_DIRECTION_: Wherever the string "Utilizar" shows up in a line, count that line. Give the total alone.

_SUPPLIED DATA_:
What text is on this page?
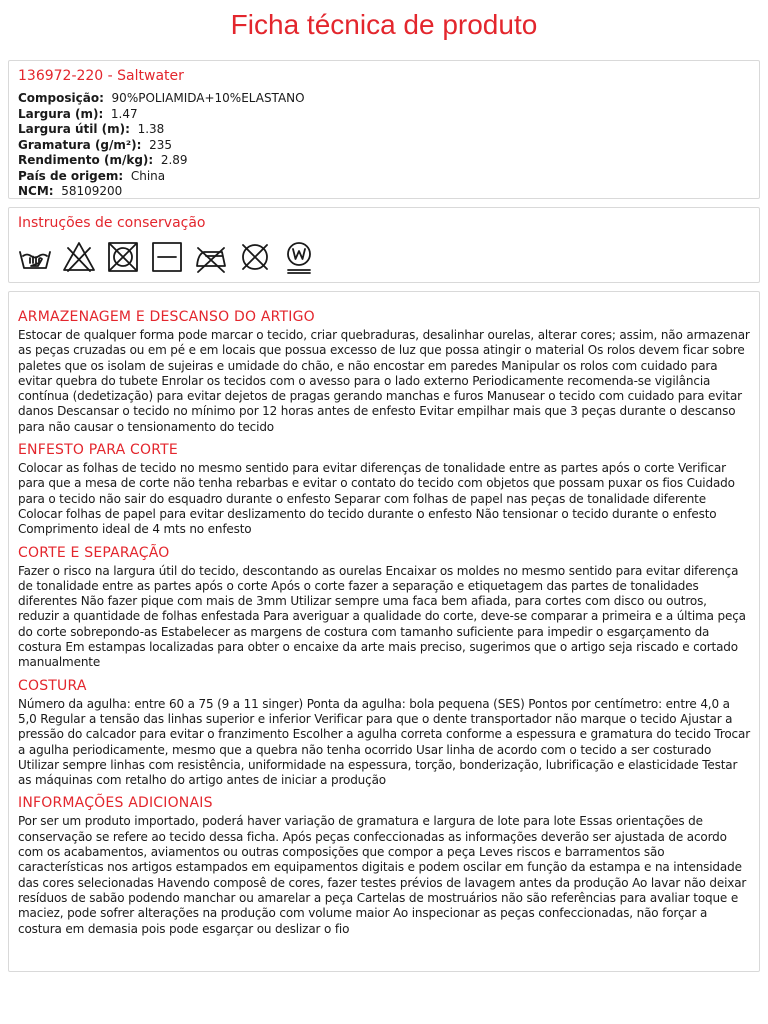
Ficha técnica de produto
136972-220 - Saltwater
Composição: 90%POLIAMIDA+10%ELASTANO
Largura (m): 1.47
Largura útil (m): 1.38
Gramatura (g/m²): 235
Rendimento (m/kg): 2.89
País de origem: China
NCM: 58109200
Instruções de conservação
ARMAZENAGEM E DESCANSO DO ARTIGO

Estocar de qualquer forma pode marcar o tecido, criar quebraduras, desalinhar ourelas, alterar cores; assim, não armazenar as peças cruzadas ou em pé e em locais que possua excesso de luz que possa atingir o material Os rolos devem ficar sobre paletes que os isolam de sujeiras e umidade do chão, e não encostar em paredes Manipular os rolos com cuidado para evitar quebra do tubete Enrolar os tecidos com o avesso para o lado externo Periodicamente recomenda-se vigilância contínua (dedetização) para evitar dejetos de pragas gerando manchas e furos Manusear o tecido com cuidado para evitar danos Descansar o tecido no mínimo por 12 horas antes de enfesto Evitar empilhar mais que 3 peças durante o descanso para não causar o tensionamento do tecido

ENFESTO PARA CORTE

Colocar as folhas de tecido no mesmo sentido para evitar diferenças de tonalidade entre as partes após o corte Verificar para que a mesa de corte não tenha rebarbas e evitar o contato do tecido com objetos que possam puxar os fios Cuidado para o tecido não sair do esquadro durante o enfesto Separar com folhas de papel nas peças de tonalidade diferente Colocar folhas de papel para evitar deslizamento do tecido durante o enfesto Não tensionar o tecido durante o enfesto Comprimento ideal de 4 mts no enfesto

CORTE E SEPARAÇÃO

Fazer o risco na largura útil do tecido, descontando as ourelas Encaixar os moldes no mesmo sentido para evitar diferença de tonalidade entre as partes após o corte Após o corte fazer a separação e etiquetagem das partes de tonalidades diferentes Não fazer pique com mais de 3mm Utilizar sempre uma faca bem afiada, para cortes com disco ou outros, reduzir a quantidade de folhas enfestada Para averiguar a qualidade do corte, deve-se comparar a primeira e a última peça do corte sobrepondo-as Estabelecer as margens de costura com tamanho suficiente para impedir o esgarçamento da costura Em estampas localizadas para obter o encaixe da arte mais preciso, sugerimos que o artigo seja riscado e cortado manualmente

COSTURA

Número da agulha: entre 60 a 75 (9 a 11 singer) Ponta da agulha: bola pequena (SES) Pontos por centímetro: entre 4,0 a 5,0 Regular a tensão das linhas superior e inferior Verificar para que o dente transportador não marque o tecido Ajustar a pressão do calcador para evitar o franzimento Escolher a agulha correta conforme a espessura e gramatura do tecido Trocar a agulha periodicamente, mesmo que a quebra não tenha ocorrido Usar linha de acordo com o tecido a ser costurado Utilizar sempre linhas com resistência, uniformidade na espessura, torção, bonderização, lubrificação e elasticidade Testar as máquinas com retalho do artigo antes de iniciar a produção

INFORMAÇÕES ADICIONAIS

Por ser um produto importado, poderá haver variação de gramatura e largura de lote para lote Essas orientações de conservação se refere ao tecido dessa ficha. Após peças confeccionadas as informações deverão ser ajustada de acordo com os acabamentos, aviamentos ou outras composições que compor a peça Leves riscos e barramentos são características nos artigos estampados em equipamentos digitais e podem oscilar em função da estampa e na intensidade das cores selecionadas Havendo composê de cores, fazer testes prévios de lavagem antes da produção Ao lavar não deixar resíduos de sabão podendo manchar ou amarelar a peça Cartelas de mostruários não são referências para avaliar toque e maciez, pode sofrer alterações na produção com volume maior Ao inspecionar as peças confeccionadas, não forçar a costura em demasia pois pode esgarçar ou deslizar o fio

_RESPONSE_: 2